_Challenge_
Return all of the data exactly as written, without the pictures.

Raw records
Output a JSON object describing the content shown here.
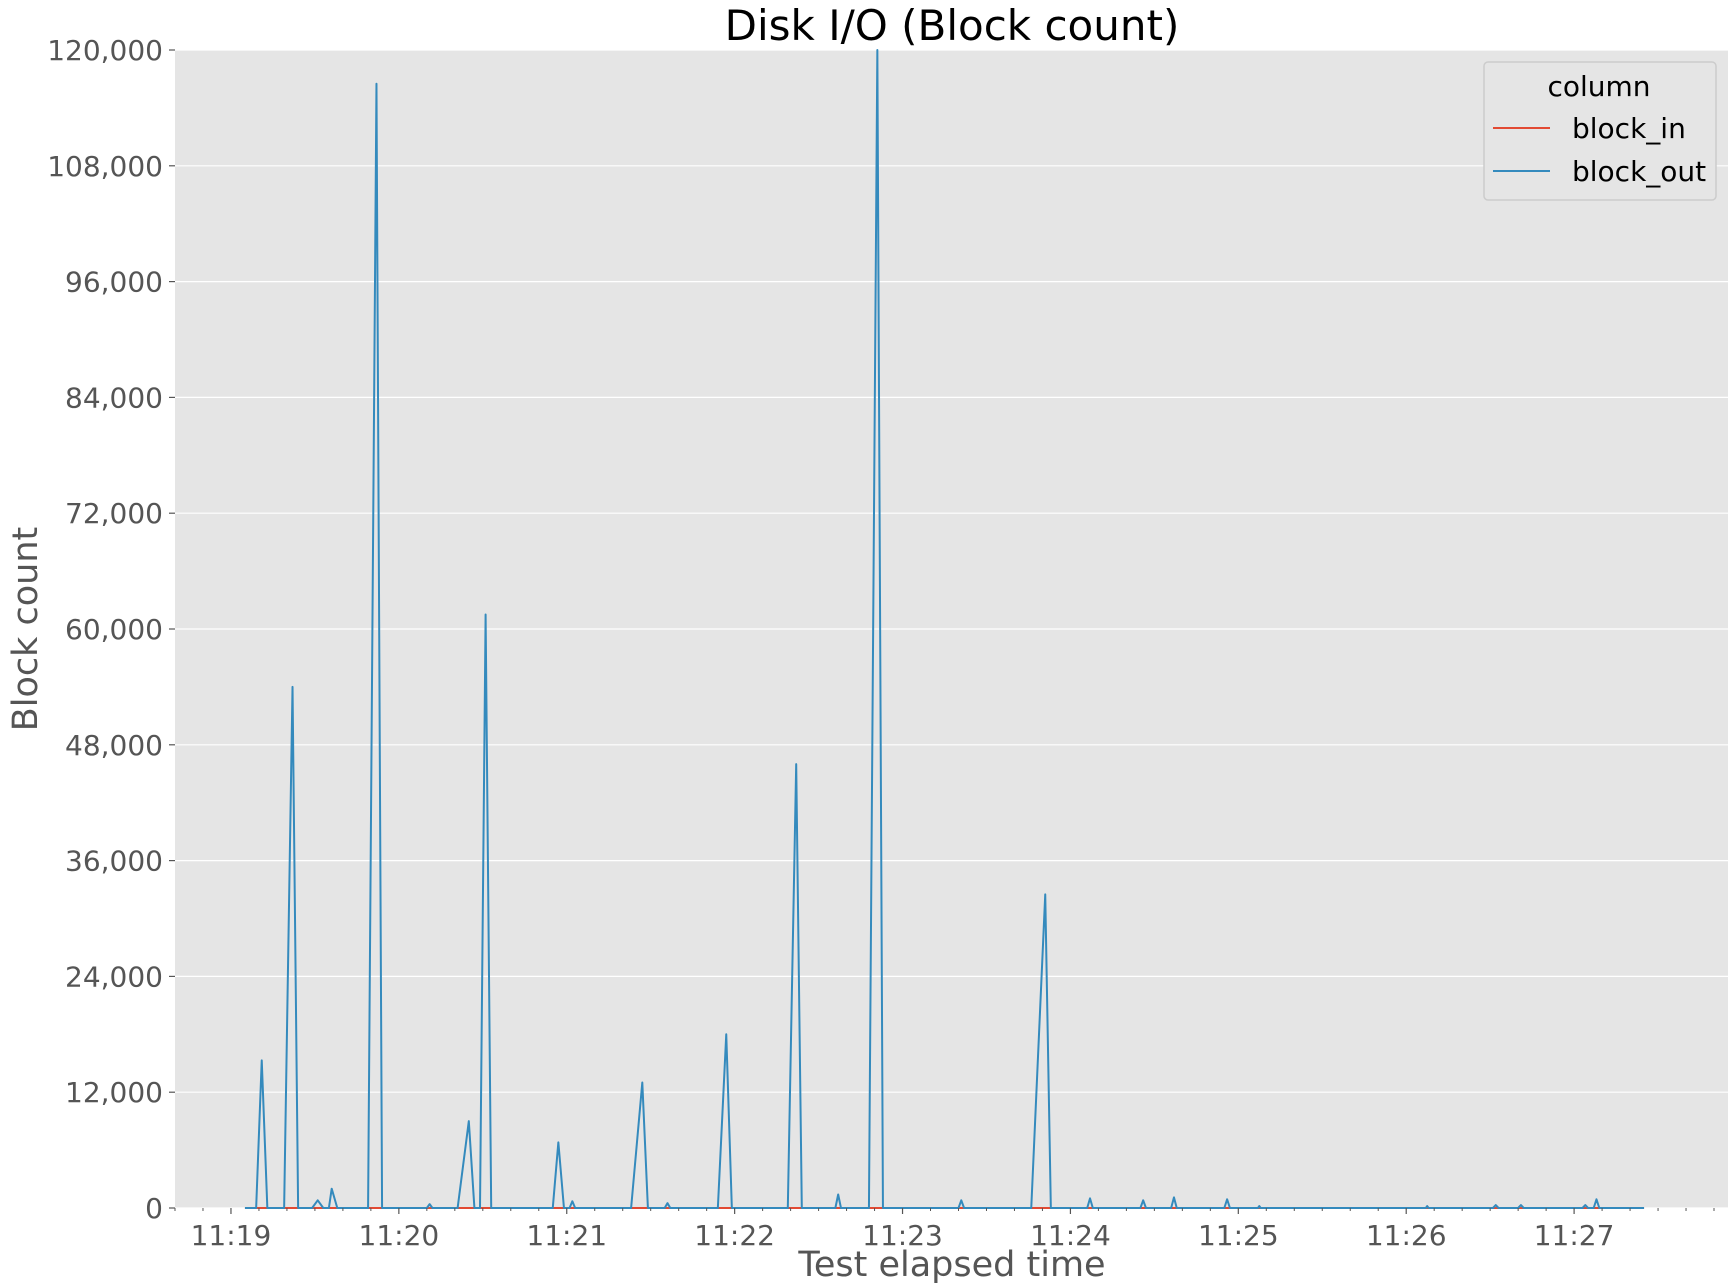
{
  "chart_data": {
    "type": "line",
    "title": "Disk I/O (Block count)",
    "xlabel": "Test elapsed time",
    "ylabel": "Block count",
    "ylim": [
      0,
      120000
    ],
    "yticks": [
      0,
      12000,
      24000,
      36000,
      48000,
      60000,
      72000,
      84000,
      96000,
      108000,
      120000
    ],
    "ytick_labels": [
      "0",
      "12,000",
      "24,000",
      "36,000",
      "48,000",
      "60,000",
      "72,000",
      "84,000",
      "96,000",
      "108,000",
      "120,000"
    ],
    "xlim": [
      "11:18:40",
      "11:27:55"
    ],
    "xticks": [
      "11:19",
      "11:20",
      "11:21",
      "11:22",
      "11:23",
      "11:24",
      "11:25",
      "11:26",
      "11:27"
    ],
    "grid": true,
    "legend": {
      "title": "column",
      "placement": "top-right"
    },
    "series": [
      {
        "name": "block_in",
        "color": "#E24A33",
        "points": [
          [
            "11:19:05",
            0
          ],
          [
            "11:27:25",
            0
          ]
        ]
      },
      {
        "name": "block_out",
        "color": "#348ABD",
        "points": [
          [
            "11:19:05",
            0
          ],
          [
            "11:19:09",
            0
          ],
          [
            "11:19:11",
            15300
          ],
          [
            "11:19:13",
            0
          ],
          [
            "11:19:19",
            0
          ],
          [
            "11:19:22",
            54000
          ],
          [
            "11:19:24",
            0
          ],
          [
            "11:19:29",
            0
          ],
          [
            "11:19:31",
            800
          ],
          [
            "11:19:33",
            0
          ],
          [
            "11:19:35",
            0
          ],
          [
            "11:19:36",
            2000
          ],
          [
            "11:19:38",
            0
          ],
          [
            "11:19:49",
            0
          ],
          [
            "11:19:52",
            116500
          ],
          [
            "11:19:54",
            0
          ],
          [
            "11:20:10",
            0
          ],
          [
            "11:20:11",
            400
          ],
          [
            "11:20:12",
            0
          ],
          [
            "11:20:21",
            0
          ],
          [
            "11:20:25",
            9000
          ],
          [
            "11:20:27",
            0
          ],
          [
            "11:20:29",
            0
          ],
          [
            "11:20:31",
            61500
          ],
          [
            "11:20:33",
            0
          ],
          [
            "11:20:55",
            0
          ],
          [
            "11:20:57",
            6800
          ],
          [
            "11:20:59",
            0
          ],
          [
            "11:21:01",
            0
          ],
          [
            "11:21:02",
            700
          ],
          [
            "11:21:03",
            0
          ],
          [
            "11:21:23",
            0
          ],
          [
            "11:21:27",
            13000
          ],
          [
            "11:21:29",
            0
          ],
          [
            "11:21:35",
            0
          ],
          [
            "11:21:36",
            500
          ],
          [
            "11:21:37",
            0
          ],
          [
            "11:21:54",
            0
          ],
          [
            "11:21:57",
            18000
          ],
          [
            "11:21:59",
            0
          ],
          [
            "11:22:19",
            0
          ],
          [
            "11:22:22",
            46000
          ],
          [
            "11:22:24",
            0
          ],
          [
            "11:22:36",
            0
          ],
          [
            "11:22:37",
            1400
          ],
          [
            "11:22:38",
            0
          ],
          [
            "11:22:48",
            0
          ],
          [
            "11:22:51",
            120000
          ],
          [
            "11:22:53",
            0
          ],
          [
            "11:23:20",
            0
          ],
          [
            "11:23:21",
            800
          ],
          [
            "11:23:22",
            0
          ],
          [
            "11:23:46",
            0
          ],
          [
            "11:23:51",
            32500
          ],
          [
            "11:23:53",
            0
          ],
          [
            "11:24:06",
            0
          ],
          [
            "11:24:07",
            1000
          ],
          [
            "11:24:08",
            0
          ],
          [
            "11:24:25",
            0
          ],
          [
            "11:24:26",
            800
          ],
          [
            "11:24:27",
            0
          ],
          [
            "11:24:36",
            0
          ],
          [
            "11:24:37",
            1100
          ],
          [
            "11:24:38",
            0
          ],
          [
            "11:24:55",
            0
          ],
          [
            "11:24:56",
            900
          ],
          [
            "11:24:57",
            0
          ],
          [
            "11:25:07",
            0
          ],
          [
            "11:25:07.5",
            200
          ],
          [
            "11:25:08",
            0
          ],
          [
            "11:26:07",
            0
          ],
          [
            "11:26:07.5",
            200
          ],
          [
            "11:26:08",
            0
          ],
          [
            "11:26:31",
            0
          ],
          [
            "11:26:32",
            300
          ],
          [
            "11:26:33",
            0
          ],
          [
            "11:26:40",
            0
          ],
          [
            "11:26:41",
            300
          ],
          [
            "11:26:42",
            0
          ],
          [
            "11:27:03",
            0
          ],
          [
            "11:27:04",
            300
          ],
          [
            "11:27:05",
            0
          ],
          [
            "11:27:07",
            0
          ],
          [
            "11:27:08",
            900
          ],
          [
            "11:27:09",
            0
          ],
          [
            "11:27:25",
            0
          ]
        ]
      }
    ]
  }
}
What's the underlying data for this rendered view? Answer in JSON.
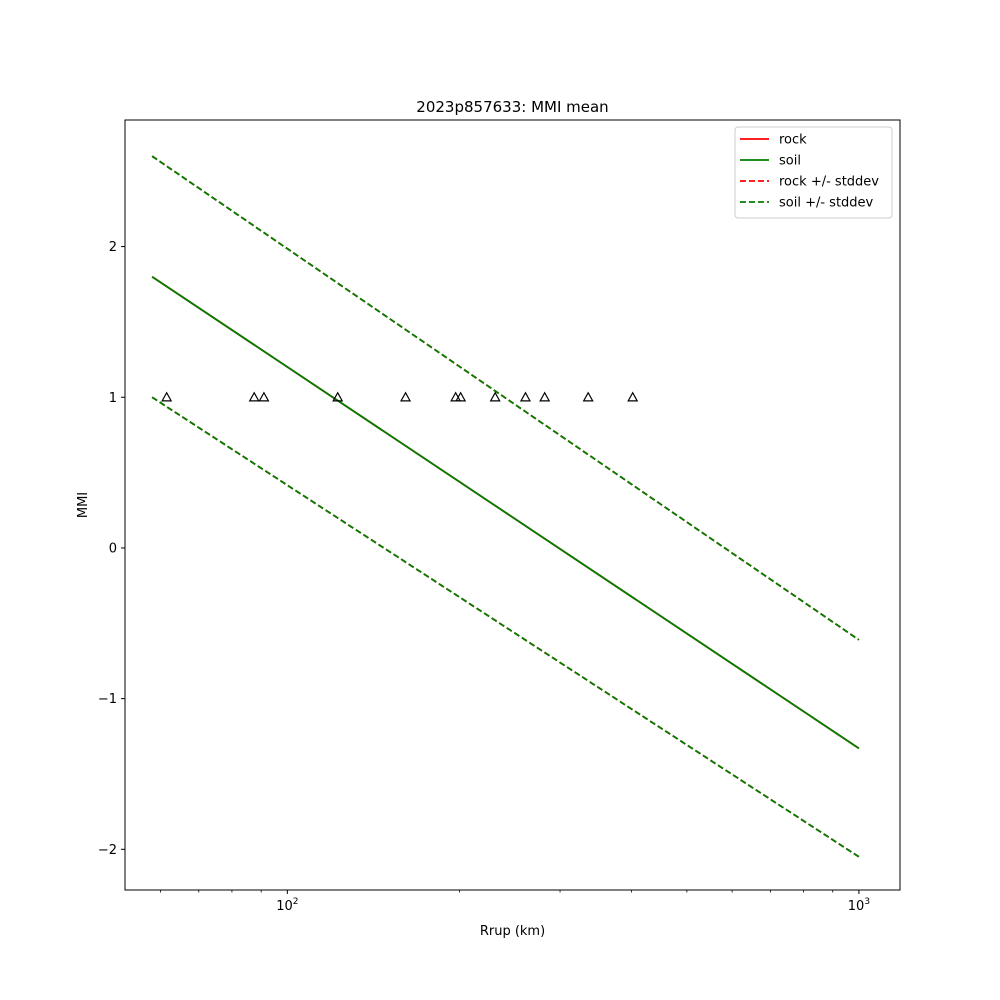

_Solution to the problem_
Output a JSON object describing the content shown here.
{
  "chart_data": {
    "type": "line",
    "title": "Disk I/O (Block count)",
    "xlabel": "Test elapsed time",
    "ylabel": "Block count",
    "ylim": [
      0,
      120000
    ],
    "yticks": [
      0,
      12000,
      24000,
      36000,
      48000,
      60000,
      72000,
      84000,
      96000,
      108000,
      120000
    ],
    "ytick_labels": [
      "0",
      "12,000",
      "24,000",
      "36,000",
      "48,000",
      "60,000",
      "72,000",
      "84,000",
      "96,000",
      "108,000",
      "120,000"
    ],
    "xlim": [
      "11:18:40",
      "11:27:55"
    ],
    "xticks": [
      "11:19",
      "11:20",
      "11:21",
      "11:22",
      "11:23",
      "11:24",
      "11:25",
      "11:26",
      "11:27"
    ],
    "grid": true,
    "legend": {
      "title": "column",
      "placement": "top-right"
    },
    "series": [
      {
        "name": "block_in",
        "color": "#E24A33",
        "points": [
          [
            "11:19:05",
            0
          ],
          [
            "11:27:25",
            0
          ]
        ]
      },
      {
        "name": "block_out",
        "color": "#348ABD",
        "points": [
          [
            "11:19:05",
            0
          ],
          [
            "11:19:09",
            0
          ],
          [
            "11:19:11",
            15300
          ],
          [
            "11:19:13",
            0
          ],
          [
            "11:19:19",
            0
          ],
          [
            "11:19:22",
            54000
          ],
          [
            "11:19:24",
            0
          ],
          [
            "11:19:29",
            0
          ],
          [
            "11:19:31",
            800
          ],
          [
            "11:19:33",
            0
          ],
          [
            "11:19:35",
            0
          ],
          [
            "11:19:36",
            2000
          ],
          [
            "11:19:38",
            0
          ],
          [
            "11:19:49",
            0
          ],
          [
            "11:19:52",
            116500
          ],
          [
            "11:19:54",
            0
          ],
          [
            "11:20:10",
            0
          ],
          [
            "11:20:11",
            400
          ],
          [
            "11:20:12",
            0
          ],
          [
            "11:20:21",
            0
          ],
          [
            "11:20:25",
            9000
          ],
          [
            "11:20:27",
            0
          ],
          [
            "11:20:29",
            0
          ],
          [
            "11:20:31",
            61500
          ],
          [
            "11:20:33",
            0
          ],
          [
            "11:20:55",
            0
          ],
          [
            "11:20:57",
            6800
          ],
          [
            "11:20:59",
            0
          ],
          [
            "11:21:01",
            0
          ],
          [
            "11:21:02",
            700
          ],
          [
            "11:21:03",
            0
          ],
          [
            "11:21:23",
            0
          ],
          [
            "11:21:27",
            13000
          ],
          [
            "11:21:29",
            0
          ],
          [
            "11:21:35",
            0
          ],
          [
            "11:21:36",
            500
          ],
          [
            "11:21:37",
            0
          ],
          [
            "11:21:54",
            0
          ],
          [
            "11:21:57",
            18000
          ],
          [
            "11:21:59",
            0
          ],
          [
            "11:22:19",
            0
          ],
          [
            "11:22:22",
            46000
          ],
          [
            "11:22:24",
            0
          ],
          [
            "11:22:36",
            0
          ],
          [
            "11:22:37",
            1400
          ],
          [
            "11:22:38",
            0
          ],
          [
            "11:22:48",
            0
          ],
          [
            "11:22:51",
            120000
          ],
          [
            "11:22:53",
            0
          ],
          [
            "11:23:20",
            0
          ],
          [
            "11:23:21",
            800
          ],
          [
            "11:23:22",
            0
          ],
          [
            "11:23:46",
            0
          ],
          [
            "11:23:51",
            32500
          ],
          [
            "11:23:53",
            0
          ],
          [
            "11:24:06",
            0
          ],
          [
            "11:24:07",
            1000
          ],
          [
            "11:24:08",
            0
          ],
          [
            "11:24:25",
            0
          ],
          [
            "11:24:26",
            800
          ],
          [
            "11:24:27",
            0
          ],
          [
            "11:24:36",
            0
          ],
          [
            "11:24:37",
            1100
          ],
          [
            "11:24:38",
            0
          ],
          [
            "11:24:55",
            0
          ],
          [
            "11:24:56",
            900
          ],
          [
            "11:24:57",
            0
          ],
          [
            "11:25:07",
            0
          ],
          [
            "11:25:07.5",
            200
          ],
          [
            "11:25:08",
            0
          ],
          [
            "11:26:07",
            0
          ],
          [
            "11:26:07.5",
            200
          ],
          [
            "11:26:08",
            0
          ],
          [
            "11:26:31",
            0
          ],
          [
            "11:26:32",
            300
          ],
          [
            "11:26:33",
            0
          ],
          [
            "11:26:40",
            0
          ],
          [
            "11:26:41",
            300
          ],
          [
            "11:26:42",
            0
          ],
          [
            "11:27:03",
            0
          ],
          [
            "11:27:04",
            300
          ],
          [
            "11:27:05",
            0
          ],
          [
            "11:27:07",
            0
          ],
          [
            "11:27:08",
            900
          ],
          [
            "11:27:09",
            0
          ],
          [
            "11:27:25",
            0
          ]
        ]
      }
    ]
  }
}
What's the underlying data for this rendered view? Answer in JSON.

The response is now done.